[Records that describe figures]
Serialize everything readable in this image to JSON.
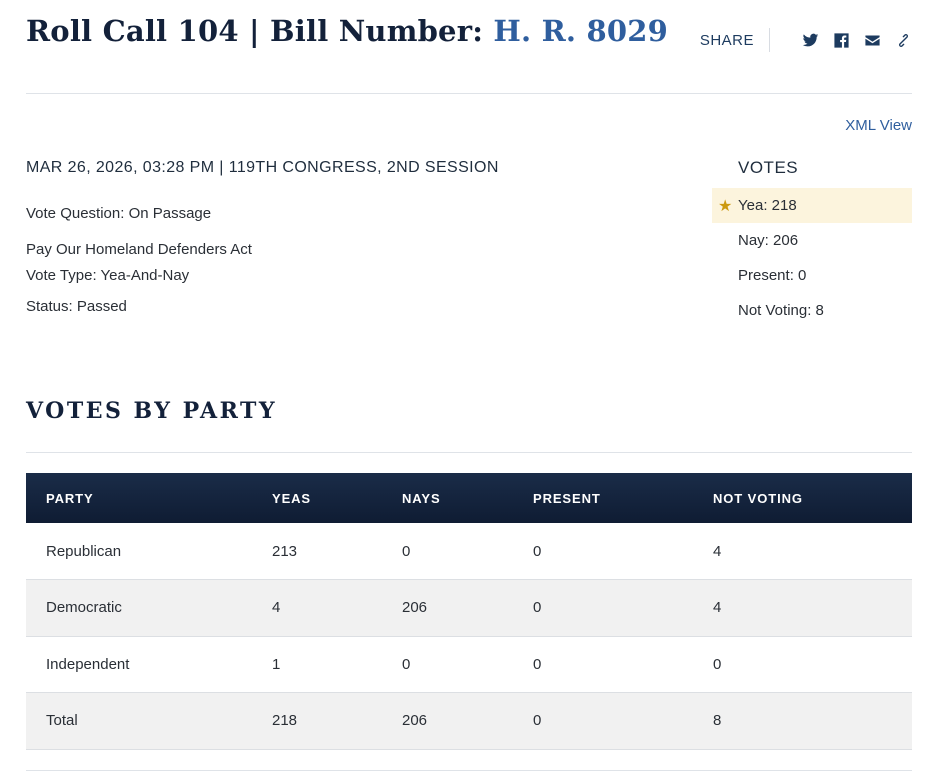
{
  "header": {
    "title_prefix": "Roll Call 104 | Bill Number: ",
    "bill_number": "H. R. 8029",
    "share_label": "SHARE",
    "share_icons": [
      "twitter-icon",
      "facebook-icon",
      "email-icon",
      "link-icon"
    ]
  },
  "xml_view": "XML View",
  "vote_meta": "MAR 26, 2026, 03:28 PM | 119TH CONGRESS, 2ND SESSION",
  "details": {
    "vote_question": "Vote Question: On Passage",
    "bill_title": "Pay Our Homeland Defenders Act",
    "vote_type": "Vote Type: Yea-And-Nay",
    "status": "Status: Passed"
  },
  "votes": {
    "heading": "VOTES",
    "star": "★",
    "yea": "Yea: 218",
    "nay": "Nay: 206",
    "present": "Present: 0",
    "not_voting": "Not Voting: 8"
  },
  "party_section": {
    "title": "VOTES BY PARTY",
    "columns": [
      "PARTY",
      "YEAS",
      "NAYS",
      "PRESENT",
      "NOT VOTING"
    ],
    "rows": [
      [
        "Republican",
        "213",
        "0",
        "0",
        "4"
      ],
      [
        "Democratic",
        "4",
        "206",
        "0",
        "4"
      ],
      [
        "Independent",
        "1",
        "0",
        "0",
        "0"
      ],
      [
        "Total",
        "218",
        "206",
        "0",
        "8"
      ]
    ]
  },
  "colors": {
    "link": "#2f5e9e",
    "table_header": "#13213a",
    "winner_highlight": "#fcf4dd",
    "star": "#cc9a10"
  }
}
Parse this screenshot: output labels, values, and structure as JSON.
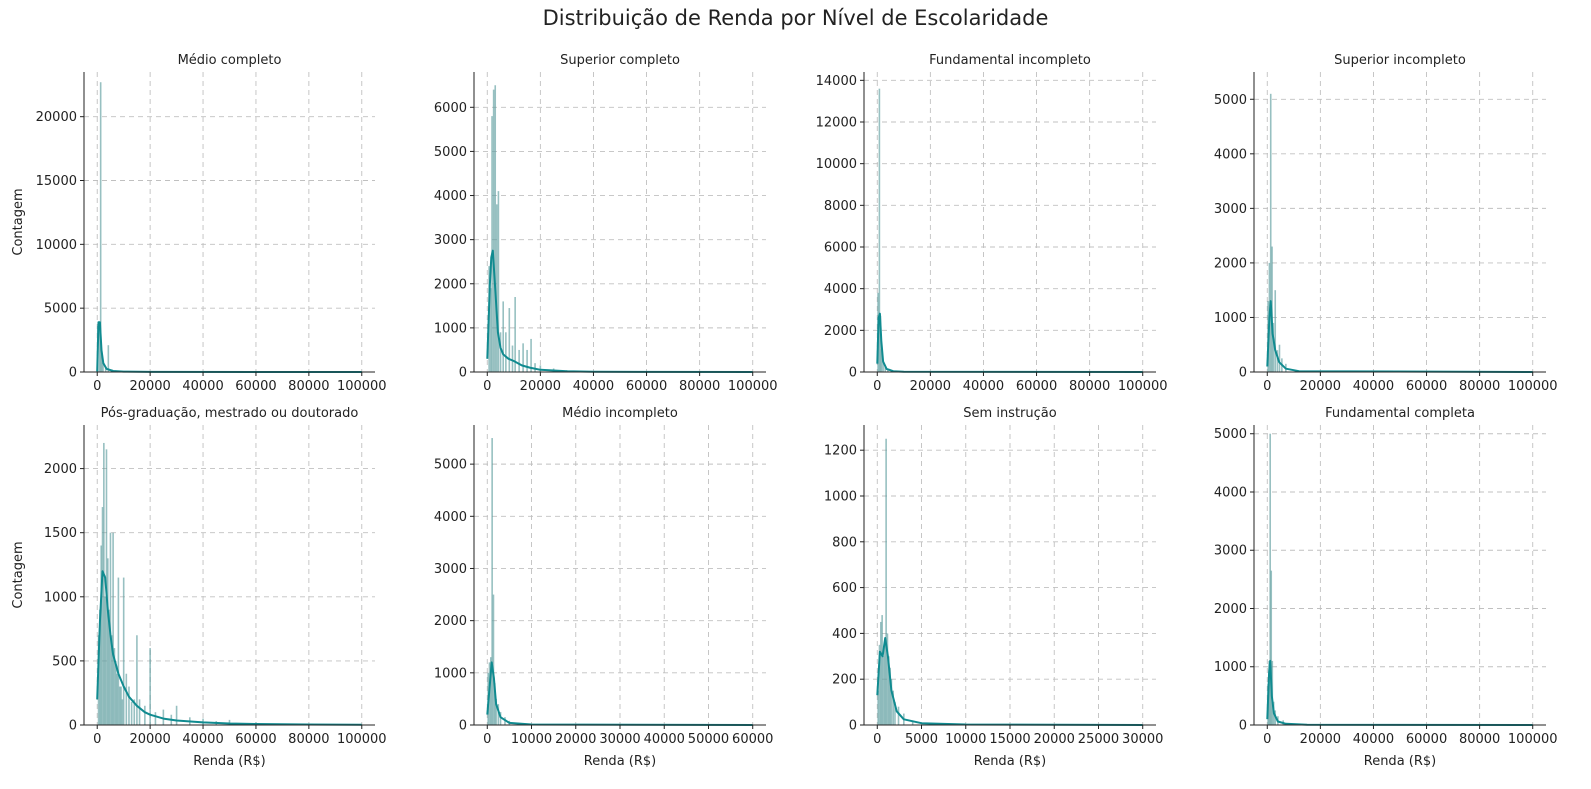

▶ [Written problem]
List every line in the records above that contains the word "JSON".

▶ [Task output]
Serialize everything readable in this image to JSON.
Parse this screenshot: output labels, values, and structure as JSON.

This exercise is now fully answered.